**EXERCISE DETAILS:** Count lines with the string "password" in them. State the number alone.

**ENTRIES:**
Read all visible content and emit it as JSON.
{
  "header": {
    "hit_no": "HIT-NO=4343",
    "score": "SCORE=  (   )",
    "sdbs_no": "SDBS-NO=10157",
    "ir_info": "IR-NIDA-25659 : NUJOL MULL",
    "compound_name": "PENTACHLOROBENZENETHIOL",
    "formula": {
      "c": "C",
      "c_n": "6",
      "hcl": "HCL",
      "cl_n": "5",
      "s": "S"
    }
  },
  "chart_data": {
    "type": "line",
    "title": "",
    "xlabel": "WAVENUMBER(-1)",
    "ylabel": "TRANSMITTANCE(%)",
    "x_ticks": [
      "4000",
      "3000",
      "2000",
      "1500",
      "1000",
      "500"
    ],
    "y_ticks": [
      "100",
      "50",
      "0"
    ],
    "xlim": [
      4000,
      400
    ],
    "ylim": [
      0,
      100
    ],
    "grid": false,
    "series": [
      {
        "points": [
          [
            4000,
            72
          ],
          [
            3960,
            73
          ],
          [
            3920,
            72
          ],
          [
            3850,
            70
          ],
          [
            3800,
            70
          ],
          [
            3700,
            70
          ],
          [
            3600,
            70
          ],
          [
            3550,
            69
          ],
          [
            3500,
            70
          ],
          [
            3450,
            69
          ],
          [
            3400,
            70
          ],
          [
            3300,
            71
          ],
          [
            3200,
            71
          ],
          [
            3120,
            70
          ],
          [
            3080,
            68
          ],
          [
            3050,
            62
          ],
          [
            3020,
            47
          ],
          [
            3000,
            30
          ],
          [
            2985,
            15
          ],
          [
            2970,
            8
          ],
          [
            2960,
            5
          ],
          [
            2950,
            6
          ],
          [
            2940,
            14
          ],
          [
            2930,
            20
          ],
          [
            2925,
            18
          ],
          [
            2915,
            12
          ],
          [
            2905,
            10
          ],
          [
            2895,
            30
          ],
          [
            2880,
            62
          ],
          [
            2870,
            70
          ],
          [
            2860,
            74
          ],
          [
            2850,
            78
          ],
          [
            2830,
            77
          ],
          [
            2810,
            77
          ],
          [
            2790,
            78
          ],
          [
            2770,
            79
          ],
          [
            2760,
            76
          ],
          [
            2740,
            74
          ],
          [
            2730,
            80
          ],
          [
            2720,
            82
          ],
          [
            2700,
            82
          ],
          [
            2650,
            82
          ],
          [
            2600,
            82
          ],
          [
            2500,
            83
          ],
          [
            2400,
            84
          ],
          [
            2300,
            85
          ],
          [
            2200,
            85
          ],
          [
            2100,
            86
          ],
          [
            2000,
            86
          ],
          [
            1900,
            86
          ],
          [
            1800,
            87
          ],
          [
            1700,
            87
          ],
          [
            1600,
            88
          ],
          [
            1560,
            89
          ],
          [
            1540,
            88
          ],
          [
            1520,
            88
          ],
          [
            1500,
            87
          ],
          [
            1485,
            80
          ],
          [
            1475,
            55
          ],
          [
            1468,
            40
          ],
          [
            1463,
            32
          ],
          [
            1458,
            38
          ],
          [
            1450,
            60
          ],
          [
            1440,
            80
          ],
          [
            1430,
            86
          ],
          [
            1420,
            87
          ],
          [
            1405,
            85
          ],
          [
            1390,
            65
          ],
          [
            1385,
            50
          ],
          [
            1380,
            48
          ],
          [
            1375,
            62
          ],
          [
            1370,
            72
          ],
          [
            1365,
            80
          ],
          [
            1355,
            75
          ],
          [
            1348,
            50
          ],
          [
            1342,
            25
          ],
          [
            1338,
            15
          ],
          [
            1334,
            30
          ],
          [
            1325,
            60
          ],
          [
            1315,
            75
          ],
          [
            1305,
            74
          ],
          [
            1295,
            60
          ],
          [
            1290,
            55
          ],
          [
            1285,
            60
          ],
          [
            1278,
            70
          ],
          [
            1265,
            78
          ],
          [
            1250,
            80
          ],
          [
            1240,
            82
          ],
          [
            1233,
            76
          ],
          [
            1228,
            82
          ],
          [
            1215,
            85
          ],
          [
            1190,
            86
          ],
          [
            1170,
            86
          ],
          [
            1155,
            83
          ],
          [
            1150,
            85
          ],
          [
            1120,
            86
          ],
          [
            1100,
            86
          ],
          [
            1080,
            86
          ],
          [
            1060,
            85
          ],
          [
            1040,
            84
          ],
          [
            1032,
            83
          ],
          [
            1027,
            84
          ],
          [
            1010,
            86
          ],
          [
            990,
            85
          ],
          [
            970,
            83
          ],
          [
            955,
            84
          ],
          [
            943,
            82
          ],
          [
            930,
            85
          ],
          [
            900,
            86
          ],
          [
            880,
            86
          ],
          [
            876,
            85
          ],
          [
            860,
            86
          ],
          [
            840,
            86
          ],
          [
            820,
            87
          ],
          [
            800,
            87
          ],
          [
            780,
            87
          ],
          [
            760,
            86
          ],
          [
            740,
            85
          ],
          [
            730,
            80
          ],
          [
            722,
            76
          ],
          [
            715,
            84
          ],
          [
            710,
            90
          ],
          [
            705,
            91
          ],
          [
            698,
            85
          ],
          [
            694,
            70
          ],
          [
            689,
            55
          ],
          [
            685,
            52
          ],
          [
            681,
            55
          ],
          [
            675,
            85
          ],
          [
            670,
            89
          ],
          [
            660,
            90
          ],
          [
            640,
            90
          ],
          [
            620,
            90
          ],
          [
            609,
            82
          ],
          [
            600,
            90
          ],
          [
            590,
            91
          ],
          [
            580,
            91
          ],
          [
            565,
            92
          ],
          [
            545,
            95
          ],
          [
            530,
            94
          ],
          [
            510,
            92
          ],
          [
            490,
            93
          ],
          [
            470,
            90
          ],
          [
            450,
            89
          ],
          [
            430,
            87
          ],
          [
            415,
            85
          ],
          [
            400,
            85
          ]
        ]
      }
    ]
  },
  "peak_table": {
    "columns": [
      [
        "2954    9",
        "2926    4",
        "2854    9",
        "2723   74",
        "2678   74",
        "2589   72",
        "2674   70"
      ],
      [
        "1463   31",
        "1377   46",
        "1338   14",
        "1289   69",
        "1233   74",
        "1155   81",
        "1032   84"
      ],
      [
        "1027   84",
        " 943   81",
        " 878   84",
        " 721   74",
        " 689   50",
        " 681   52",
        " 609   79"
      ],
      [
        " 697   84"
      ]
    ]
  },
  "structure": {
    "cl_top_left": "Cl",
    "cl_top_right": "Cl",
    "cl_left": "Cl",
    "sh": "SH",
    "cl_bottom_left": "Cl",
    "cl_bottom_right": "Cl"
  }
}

...

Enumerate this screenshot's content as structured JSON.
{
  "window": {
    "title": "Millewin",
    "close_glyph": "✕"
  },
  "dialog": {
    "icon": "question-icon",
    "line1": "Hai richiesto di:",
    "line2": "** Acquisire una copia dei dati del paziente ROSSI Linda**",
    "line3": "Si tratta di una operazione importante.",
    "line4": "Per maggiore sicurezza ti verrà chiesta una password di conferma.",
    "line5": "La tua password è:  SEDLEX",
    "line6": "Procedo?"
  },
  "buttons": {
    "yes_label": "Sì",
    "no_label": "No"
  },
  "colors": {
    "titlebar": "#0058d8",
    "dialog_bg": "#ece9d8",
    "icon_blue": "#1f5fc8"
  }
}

**FINAL RESULT:** 2